◆ Your task ◆
Pictures stay out; everything else in the records below is copied exactly.

————

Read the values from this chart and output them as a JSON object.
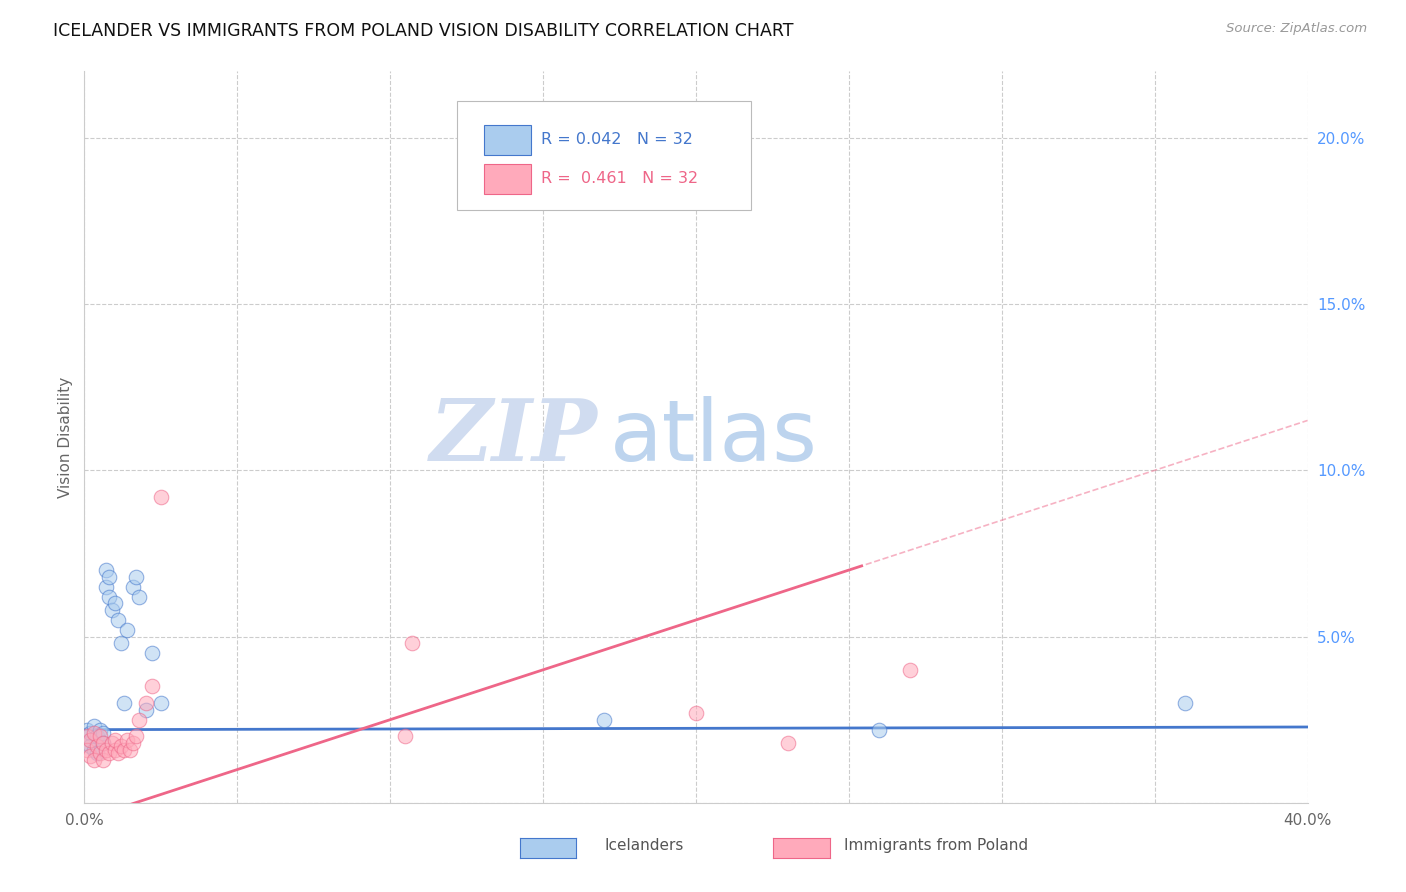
{
  "title": "ICELANDER VS IMMIGRANTS FROM POLAND VISION DISABILITY CORRELATION CHART",
  "source": "Source: ZipAtlas.com",
  "ylabel": "Vision Disability",
  "xlim": [
    0.0,
    0.4
  ],
  "ylim": [
    0.0,
    0.22
  ],
  "blue_color": "#AACCEE",
  "pink_color": "#FFAABB",
  "blue_line_color": "#4477CC",
  "pink_line_color": "#EE6688",
  "legend_r_blue": "0.042",
  "legend_n_blue": "32",
  "legend_r_pink": "0.461",
  "legend_n_pink": "32",
  "label_blue": "Icelanders",
  "label_pink": "Immigrants from Poland",
  "watermark_zip": "ZIP",
  "watermark_atlas": "atlas",
  "blue_line_intercept": 0.022,
  "blue_line_slope": 0.002,
  "pink_line_intercept": -0.005,
  "pink_line_slope": 0.3,
  "icelanders_x": [
    0.001,
    0.001,
    0.002,
    0.002,
    0.003,
    0.003,
    0.004,
    0.004,
    0.005,
    0.005,
    0.006,
    0.006,
    0.007,
    0.007,
    0.008,
    0.008,
    0.009,
    0.009,
    0.01,
    0.011,
    0.012,
    0.013,
    0.014,
    0.016,
    0.017,
    0.018,
    0.02,
    0.022,
    0.025,
    0.17,
    0.26,
    0.36
  ],
  "icelanders_y": [
    0.022,
    0.018,
    0.021,
    0.017,
    0.023,
    0.016,
    0.02,
    0.015,
    0.022,
    0.019,
    0.021,
    0.018,
    0.065,
    0.07,
    0.068,
    0.062,
    0.058,
    0.05,
    0.06,
    0.055,
    0.048,
    0.03,
    0.052,
    0.065,
    0.068,
    0.062,
    0.028,
    0.045,
    0.03,
    0.025,
    0.022,
    0.03
  ],
  "poland_x": [
    0.001,
    0.001,
    0.002,
    0.002,
    0.003,
    0.003,
    0.004,
    0.005,
    0.005,
    0.006,
    0.006,
    0.007,
    0.008,
    0.009,
    0.01,
    0.01,
    0.011,
    0.012,
    0.013,
    0.014,
    0.015,
    0.016,
    0.017,
    0.018,
    0.02,
    0.022,
    0.025,
    0.105,
    0.105,
    0.2,
    0.23,
    0.27
  ],
  "poland_y": [
    0.02,
    0.016,
    0.019,
    0.014,
    0.021,
    0.013,
    0.017,
    0.02,
    0.015,
    0.018,
    0.013,
    0.016,
    0.015,
    0.018,
    0.016,
    0.019,
    0.015,
    0.017,
    0.016,
    0.019,
    0.016,
    0.018,
    0.02,
    0.025,
    0.03,
    0.035,
    0.092,
    0.02,
    0.048,
    0.027,
    0.018,
    0.04
  ]
}
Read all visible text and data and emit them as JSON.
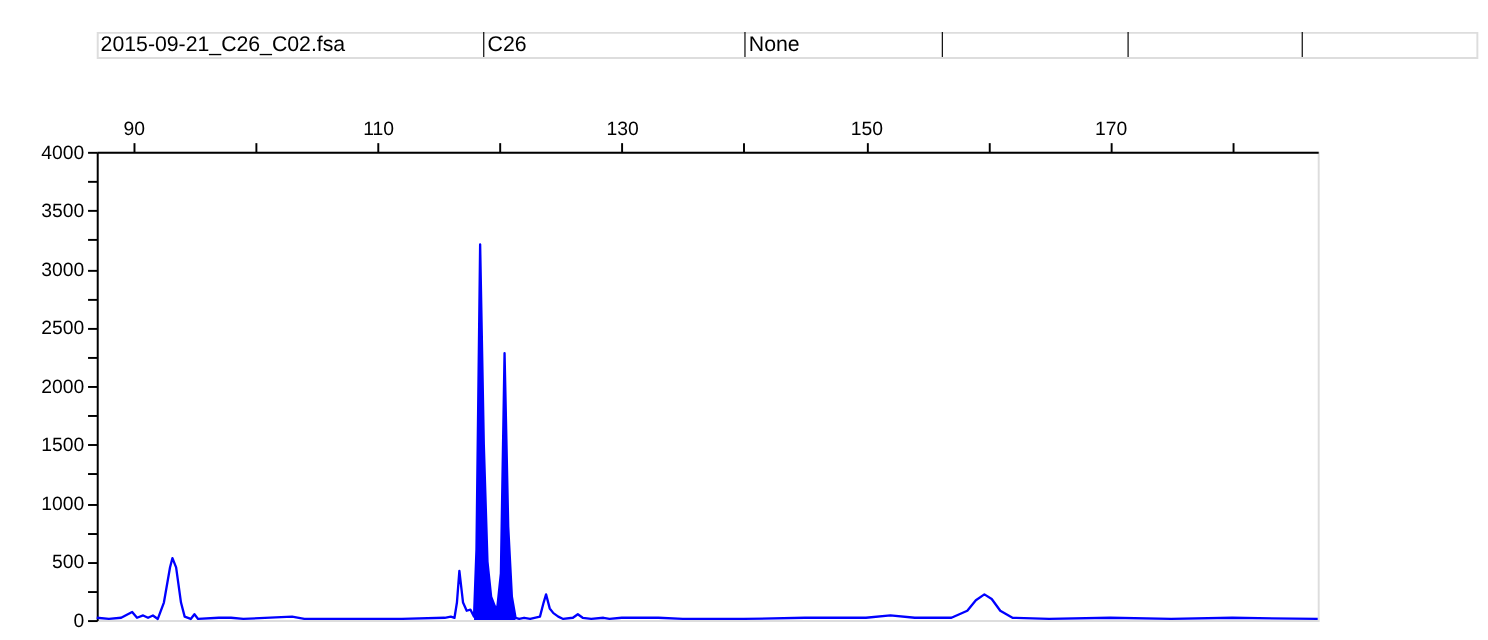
{
  "chart_data": {
    "type": "line",
    "annotations": [
      "2015-09-21_C26_C02.fsa",
      "C26",
      "None"
    ],
    "xlim": [
      87,
      187
    ],
    "xticks": [
      90,
      {
        "value": 100,
        "label": null
      },
      110,
      {
        "value": 120,
        "label": null
      },
      130,
      {
        "value": 140,
        "label": null
      },
      150,
      {
        "value": 160,
        "label": null
      },
      170,
      {
        "value": 180,
        "label": null
      }
    ],
    "ylim": [
      0,
      4000
    ],
    "yticks": [
      0,
      {
        "value": 250,
        "label": null
      },
      500,
      {
        "value": 750,
        "label": null
      },
      1000,
      {
        "value": 1250,
        "label": null
      },
      1500,
      {
        "value": 1750,
        "label": null
      },
      2000,
      {
        "value": 2250,
        "label": null
      },
      2500,
      {
        "value": 2750,
        "label": null
      },
      3000,
      {
        "value": 3250,
        "label": null
      },
      3500,
      {
        "value": 3750,
        "label": null
      },
      4000
    ],
    "grid": false,
    "marker": "none",
    "line_style": "solid",
    "series": [
      {
        "color": "#0000ff",
        "x": [
          87,
          88,
          89,
          89.9,
          90.3,
          90.8,
          91.2,
          91.6,
          92,
          92.5,
          93.0,
          93.2,
          93.5,
          93.9,
          94.2,
          94.7,
          95,
          95.3,
          97,
          98,
          99,
          103,
          104,
          108,
          112,
          115.5,
          116,
          116.3,
          116.5,
          116.7,
          117.0,
          117.3,
          117.6,
          117.9,
          118.1,
          118.4,
          118.7,
          119.0,
          119.3,
          119.6,
          119.8,
          120.1,
          120.4,
          120.7,
          121.0,
          121.3,
          121.6,
          122,
          122.5,
          123.3,
          123.6,
          123.8,
          124.1,
          124.4,
          124.8,
          125.2,
          126.0,
          126.4,
          126.8,
          127.5,
          128.5,
          129,
          130,
          133,
          135,
          140,
          145,
          150,
          152,
          154,
          157,
          158.3,
          159,
          159.7,
          160.3,
          161,
          162,
          165,
          170,
          175,
          180,
          187
        ],
        "values": [
          20,
          10,
          20,
          70,
          20,
          40,
          20,
          40,
          10,
          150,
          450,
          530,
          450,
          150,
          30,
          10,
          50,
          10,
          20,
          20,
          10,
          30,
          10,
          10,
          10,
          20,
          30,
          20,
          150,
          420,
          150,
          80,
          90,
          30,
          600,
          3210,
          1500,
          500,
          200,
          120,
          100,
          400,
          2280,
          800,
          200,
          20,
          10,
          20,
          10,
          30,
          150,
          220,
          100,
          60,
          30,
          10,
          20,
          50,
          20,
          10,
          20,
          10,
          20,
          20,
          10,
          10,
          20,
          20,
          40,
          20,
          20,
          80,
          170,
          220,
          180,
          80,
          20,
          10,
          20,
          10,
          20,
          10
        ]
      },
      {
        "type": "area",
        "color": "#0000ff",
        "x": [
          117.9,
          118.1,
          118.4,
          118.7,
          119.0,
          119.3,
          119.6,
          119.8,
          120.1,
          120.4,
          120.7,
          121.0,
          121.3
        ],
        "values": [
          30,
          600,
          3210,
          1500,
          500,
          200,
          120,
          100,
          400,
          2280,
          800,
          200,
          20
        ]
      }
    ]
  }
}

————

◆ Task answer ◆
Read the values from this chart and output them as a JSON object.
{
  "title": "ICELANDER VS IMMIGRANTS FROM POLAND VISION DISABILITY CORRELATION CHART",
  "source": "Source: ZipAtlas.com",
  "ylabel": "Vision Disability",
  "xlim": [
    0.0,
    0.4
  ],
  "ylim": [
    0.0,
    0.22
  ],
  "blue_color": "#AACCEE",
  "pink_color": "#FFAABB",
  "blue_line_color": "#4477CC",
  "pink_line_color": "#EE6688",
  "legend_r_blue": "0.042",
  "legend_n_blue": "32",
  "legend_r_pink": "0.461",
  "legend_n_pink": "32",
  "label_blue": "Icelanders",
  "label_pink": "Immigrants from Poland",
  "watermark_zip": "ZIP",
  "watermark_atlas": "atlas",
  "blue_line_intercept": 0.022,
  "blue_line_slope": 0.002,
  "pink_line_intercept": -0.005,
  "pink_line_slope": 0.3,
  "icelanders_x": [
    0.001,
    0.001,
    0.002,
    0.002,
    0.003,
    0.003,
    0.004,
    0.004,
    0.005,
    0.005,
    0.006,
    0.006,
    0.007,
    0.007,
    0.008,
    0.008,
    0.009,
    0.009,
    0.01,
    0.011,
    0.012,
    0.013,
    0.014,
    0.016,
    0.017,
    0.018,
    0.02,
    0.022,
    0.025,
    0.17,
    0.26,
    0.36
  ],
  "icelanders_y": [
    0.022,
    0.018,
    0.021,
    0.017,
    0.023,
    0.016,
    0.02,
    0.015,
    0.022,
    0.019,
    0.021,
    0.018,
    0.065,
    0.07,
    0.068,
    0.062,
    0.058,
    0.05,
    0.06,
    0.055,
    0.048,
    0.03,
    0.052,
    0.065,
    0.068,
    0.062,
    0.028,
    0.045,
    0.03,
    0.025,
    0.022,
    0.03
  ],
  "poland_x": [
    0.001,
    0.001,
    0.002,
    0.002,
    0.003,
    0.003,
    0.004,
    0.005,
    0.005,
    0.006,
    0.006,
    0.007,
    0.008,
    0.009,
    0.01,
    0.01,
    0.011,
    0.012,
    0.013,
    0.014,
    0.015,
    0.016,
    0.017,
    0.018,
    0.02,
    0.022,
    0.025,
    0.105,
    0.105,
    0.2,
    0.23,
    0.27
  ],
  "poland_y": [
    0.02,
    0.016,
    0.019,
    0.014,
    0.021,
    0.013,
    0.017,
    0.02,
    0.015,
    0.018,
    0.013,
    0.016,
    0.015,
    0.018,
    0.016,
    0.019,
    0.015,
    0.017,
    0.016,
    0.019,
    0.016,
    0.018,
    0.02,
    0.025,
    0.03,
    0.035,
    0.092,
    0.02,
    0.048,
    0.027,
    0.018,
    0.04
  ]
}
Read all visible text and data and emit them as JSON.
{
  "chart_data": {
    "type": "line",
    "annotations": [
      "2015-09-21_C26_C02.fsa",
      "C26",
      "None"
    ],
    "xlim": [
      87,
      187
    ],
    "xticks": [
      90,
      {
        "value": 100,
        "label": null
      },
      110,
      {
        "value": 120,
        "label": null
      },
      130,
      {
        "value": 140,
        "label": null
      },
      150,
      {
        "value": 160,
        "label": null
      },
      170,
      {
        "value": 180,
        "label": null
      }
    ],
    "ylim": [
      0,
      4000
    ],
    "yticks": [
      0,
      {
        "value": 250,
        "label": null
      },
      500,
      {
        "value": 750,
        "label": null
      },
      1000,
      {
        "value": 1250,
        "label": null
      },
      1500,
      {
        "value": 1750,
        "label": null
      },
      2000,
      {
        "value": 2250,
        "label": null
      },
      2500,
      {
        "value": 2750,
        "label": null
      },
      3000,
      {
        "value": 3250,
        "label": null
      },
      3500,
      {
        "value": 3750,
        "label": null
      },
      4000
    ],
    "grid": false,
    "marker": "none",
    "line_style": "solid",
    "series": [
      {
        "color": "#0000ff",
        "x": [
          87,
          88,
          89,
          89.9,
          90.3,
          90.8,
          91.2,
          91.6,
          92,
          92.5,
          93.0,
          93.2,
          93.5,
          93.9,
          94.2,
          94.7,
          95,
          95.3,
          97,
          98,
          99,
          103,
          104,
          108,
          112,
          115.5,
          116,
          116.3,
          116.5,
          116.7,
          117.0,
          117.3,
          117.6,
          117.9,
          118.1,
          118.4,
          118.7,
          119.0,
          119.3,
          119.6,
          119.8,
          120.1,
          120.4,
          120.7,
          121.0,
          121.3,
          121.6,
          122,
          122.5,
          123.3,
          123.6,
          123.8,
          124.1,
          124.4,
          124.8,
          125.2,
          126.0,
          126.4,
          126.8,
          127.5,
          128.5,
          129,
          130,
          133,
          135,
          140,
          145,
          150,
          152,
          154,
          157,
          158.3,
          159,
          159.7,
          160.3,
          161,
          162,
          165,
          170,
          175,
          180,
          187
        ],
        "values": [
          20,
          10,
          20,
          70,
          20,
          40,
          20,
          40,
          10,
          150,
          450,
          530,
          450,
          150,
          30,
          10,
          50,
          10,
          20,
          20,
          10,
          30,
          10,
          10,
          10,
          20,
          30,
          20,
          150,
          420,
          150,
          80,
          90,
          30,
          600,
          3210,
          1500,
          500,
          200,
          120,
          100,
          400,
          2280,
          800,
          200,
          20,
          10,
          20,
          10,
          30,
          150,
          220,
          100,
          60,
          30,
          10,
          20,
          50,
          20,
          10,
          20,
          10,
          20,
          20,
          10,
          10,
          20,
          20,
          40,
          20,
          20,
          80,
          170,
          220,
          180,
          80,
          20,
          10,
          20,
          10,
          20,
          10
        ]
      },
      {
        "type": "area",
        "color": "#0000ff",
        "x": [
          117.9,
          118.1,
          118.4,
          118.7,
          119.0,
          119.3,
          119.6,
          119.8,
          120.1,
          120.4,
          120.7,
          121.0,
          121.3
        ],
        "values": [
          30,
          600,
          3210,
          1500,
          500,
          200,
          120,
          100,
          400,
          2280,
          800,
          200,
          20
        ]
      }
    ]
  }
}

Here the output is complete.